## Start Provided entries
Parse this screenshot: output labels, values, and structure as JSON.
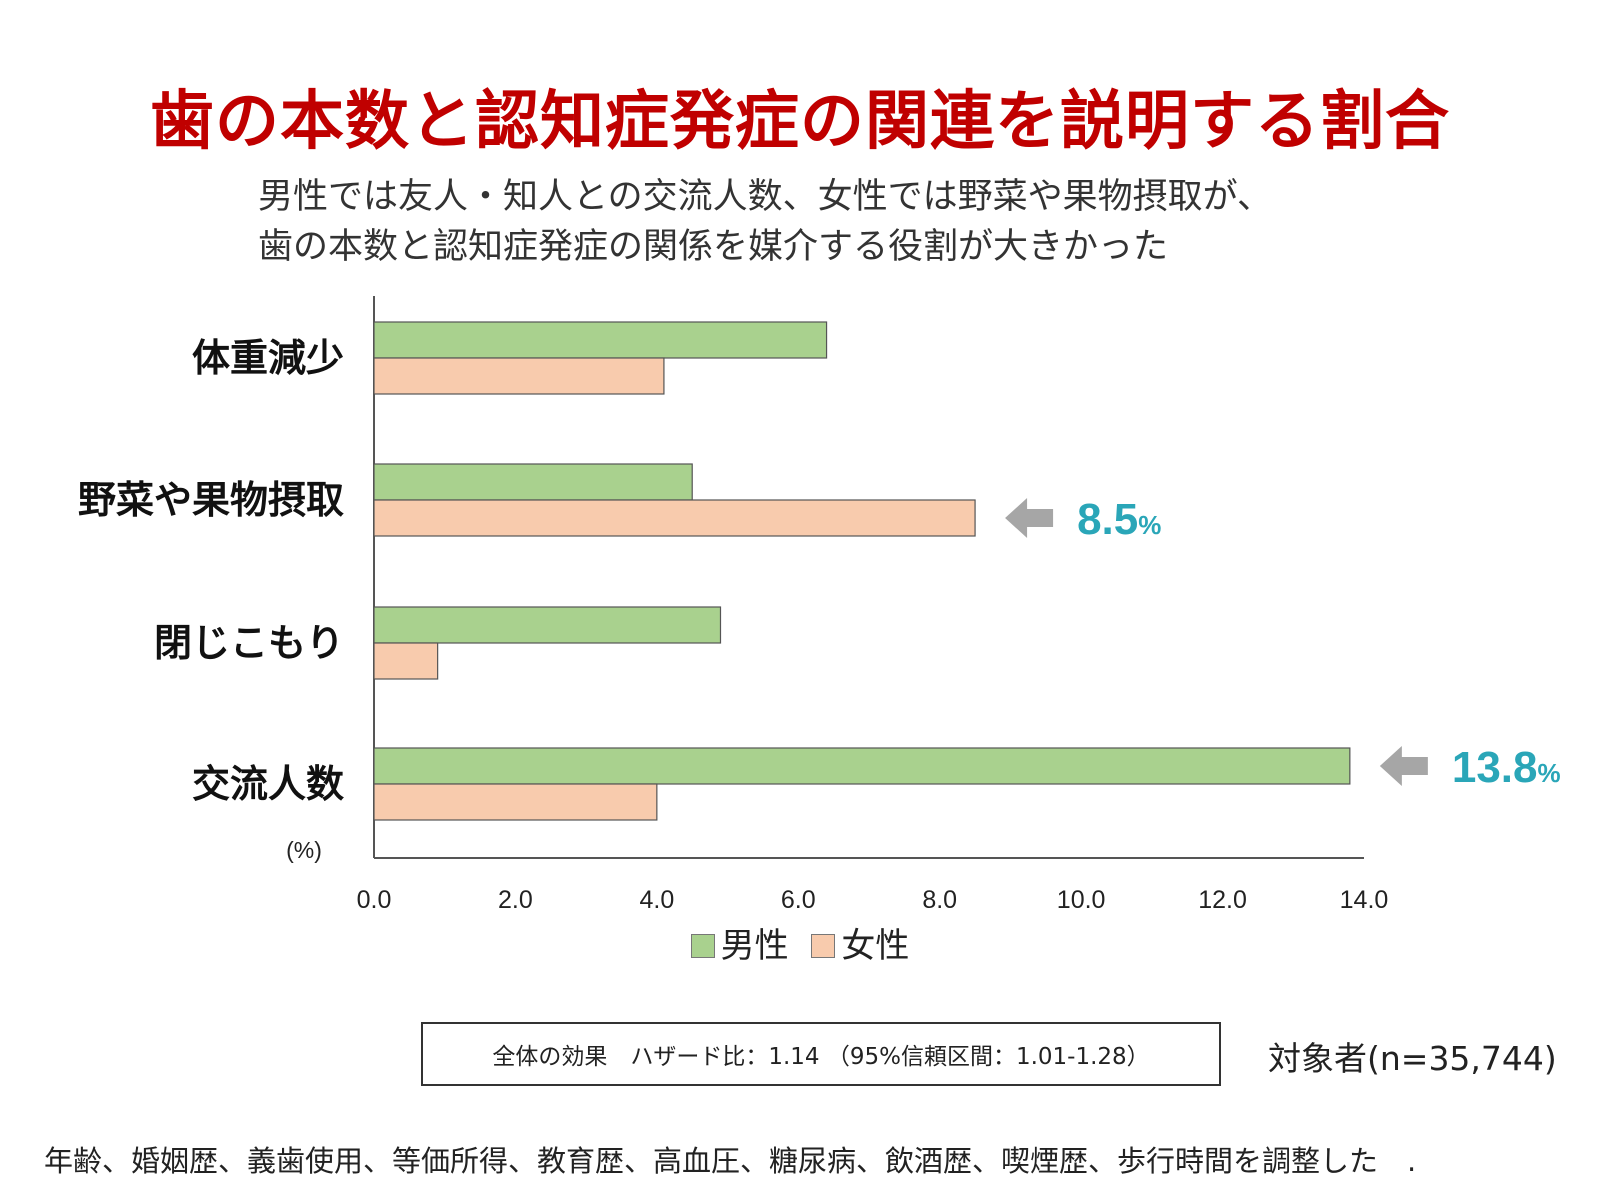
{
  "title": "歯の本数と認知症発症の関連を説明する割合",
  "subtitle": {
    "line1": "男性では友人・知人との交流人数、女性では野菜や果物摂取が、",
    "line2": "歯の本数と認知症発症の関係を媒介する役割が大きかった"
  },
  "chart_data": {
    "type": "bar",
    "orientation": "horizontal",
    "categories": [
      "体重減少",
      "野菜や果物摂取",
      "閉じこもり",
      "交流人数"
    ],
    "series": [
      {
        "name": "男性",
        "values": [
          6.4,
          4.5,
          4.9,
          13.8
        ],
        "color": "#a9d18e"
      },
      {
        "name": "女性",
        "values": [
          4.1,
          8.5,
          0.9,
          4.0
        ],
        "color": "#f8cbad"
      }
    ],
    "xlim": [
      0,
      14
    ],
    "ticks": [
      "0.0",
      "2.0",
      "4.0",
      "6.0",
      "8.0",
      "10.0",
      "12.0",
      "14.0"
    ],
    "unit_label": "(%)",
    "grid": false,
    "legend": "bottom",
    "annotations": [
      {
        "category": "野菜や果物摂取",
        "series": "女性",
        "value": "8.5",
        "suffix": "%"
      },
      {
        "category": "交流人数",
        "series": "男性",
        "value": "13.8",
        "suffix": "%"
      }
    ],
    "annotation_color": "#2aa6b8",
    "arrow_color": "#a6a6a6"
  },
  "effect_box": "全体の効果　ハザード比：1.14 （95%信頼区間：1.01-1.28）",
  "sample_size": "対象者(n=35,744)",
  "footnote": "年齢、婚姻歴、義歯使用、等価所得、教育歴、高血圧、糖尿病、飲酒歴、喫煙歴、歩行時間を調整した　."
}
## End Provided entries
Using the records above, output their complete text exactly, minus any images.

Parse this screenshot: output labels, values, and structure as JSON.
{
  "title": "歯の本数と認知症発症の関連を説明する割合",
  "subtitle": {
    "line1": "男性では友人・知人との交流人数、女性では野菜や果物摂取が、",
    "line2": "歯の本数と認知症発症の関係を媒介する役割が大きかった"
  },
  "chart_data": {
    "type": "bar",
    "orientation": "horizontal",
    "categories": [
      "体重減少",
      "野菜や果物摂取",
      "閉じこもり",
      "交流人数"
    ],
    "series": [
      {
        "name": "男性",
        "values": [
          6.4,
          4.5,
          4.9,
          13.8
        ],
        "color": "#a9d18e"
      },
      {
        "name": "女性",
        "values": [
          4.1,
          8.5,
          0.9,
          4.0
        ],
        "color": "#f8cbad"
      }
    ],
    "xlim": [
      0,
      14
    ],
    "ticks": [
      "0.0",
      "2.0",
      "4.0",
      "6.0",
      "8.0",
      "10.0",
      "12.0",
      "14.0"
    ],
    "unit_label": "(%)",
    "grid": false,
    "legend": "bottom",
    "annotations": [
      {
        "category": "野菜や果物摂取",
        "series": "女性",
        "value": "8.5",
        "suffix": "%"
      },
      {
        "category": "交流人数",
        "series": "男性",
        "value": "13.8",
        "suffix": "%"
      }
    ],
    "annotation_color": "#2aa6b8",
    "arrow_color": "#a6a6a6"
  },
  "effect_box": "全体の効果　ハザード比：1.14 （95%信頼区間：1.01-1.28）",
  "sample_size": "対象者(n=35,744)",
  "footnote": "年齢、婚姻歴、義歯使用、等価所得、教育歴、高血圧、糖尿病、飲酒歴、喫煙歴、歩行時間を調整した　."
}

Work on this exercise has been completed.